▸ **Set exercise**
Isolate every line in the records below with "display" in it.

▸ **Information given**
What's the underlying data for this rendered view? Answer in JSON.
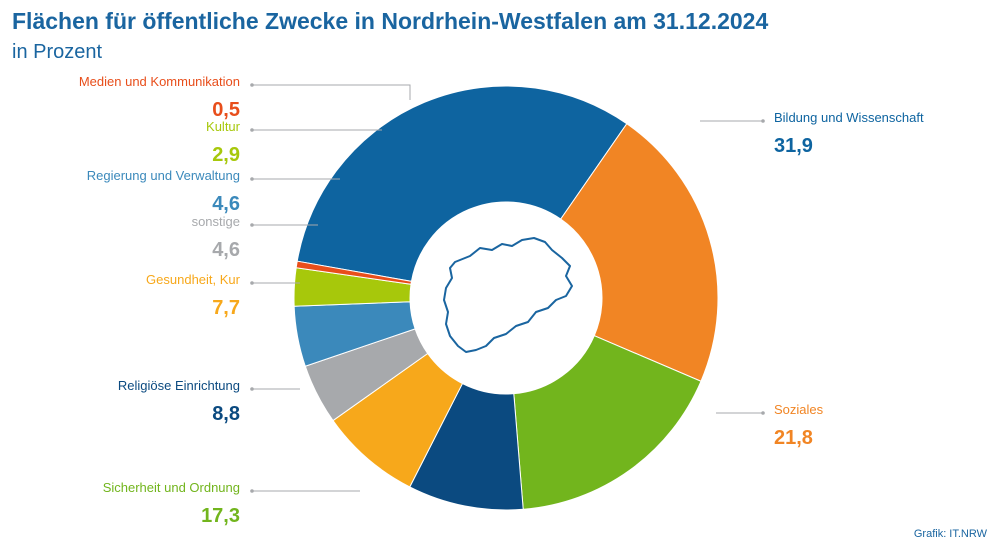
{
  "title": "Flächen für öffentliche Zwecke in Nordrhein-Westfalen am 31.12.2024",
  "subtitle": "in Prozent",
  "credit": "Grafik: IT.NRW",
  "chart_data": {
    "type": "pie",
    "variant": "donut",
    "title": "Flächen für öffentliche Zwecke in Nordrhein-Westfalen am 31.12.2024",
    "subtitle": "in Prozent",
    "center_graphic": "nrw-outline-map",
    "slices": [
      {
        "label": "Bildung und Wissenschaft",
        "value": 31.9,
        "display": "31,9",
        "color": "#0e64a0",
        "side": "right"
      },
      {
        "label": "Soziales",
        "value": 21.8,
        "display": "21,8",
        "color": "#f18524",
        "side": "right"
      },
      {
        "label": "Sicherheit und Ordnung",
        "value": 17.3,
        "display": "17,3",
        "color": "#72b51d",
        "side": "left"
      },
      {
        "label": "Religiöse Einrichtung",
        "value": 8.8,
        "display": "8,8",
        "color": "#0b4a80",
        "side": "left"
      },
      {
        "label": "Gesundheit, Kur",
        "value": 7.7,
        "display": "7,7",
        "color": "#f7a81b",
        "side": "left"
      },
      {
        "label": "sonstige",
        "value": 4.6,
        "display": "4,6",
        "color": "#a7a9ac",
        "side": "left"
      },
      {
        "label": "Regierung und Verwaltung",
        "value": 4.6,
        "display": "4,6",
        "color": "#3b89bb",
        "side": "left"
      },
      {
        "label": "Kultur",
        "value": 2.9,
        "display": "2,9",
        "color": "#a7c80b",
        "side": "left"
      },
      {
        "label": "Medien und Kommunikation",
        "value": 0.5,
        "display": "0,5",
        "color": "#e84e1b",
        "side": "left"
      }
    ]
  }
}
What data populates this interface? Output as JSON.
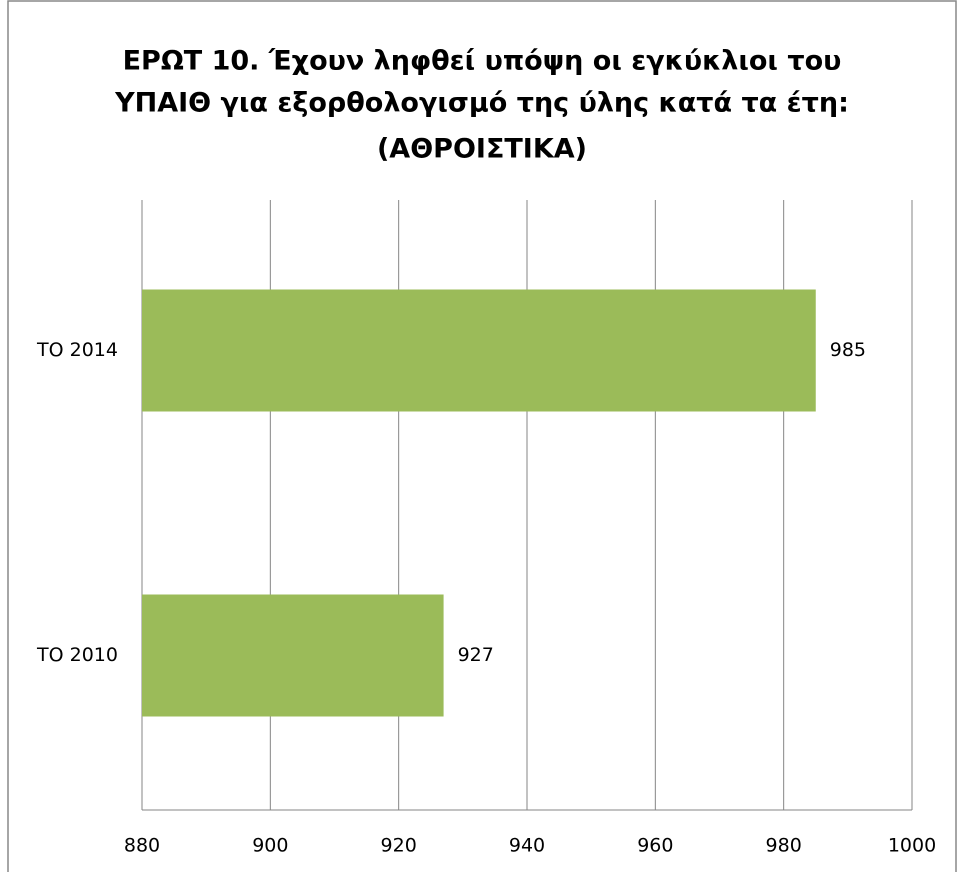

▸ **Result for this exercise**
        "display": "31,9",
        "display": "21,8",
        "display": "17,3",
        "display": "8,8",
        "display": "7,7",
        "display": "4,6",
        "display": "4,6",
        "display": "2,9",
        "display": "0,5",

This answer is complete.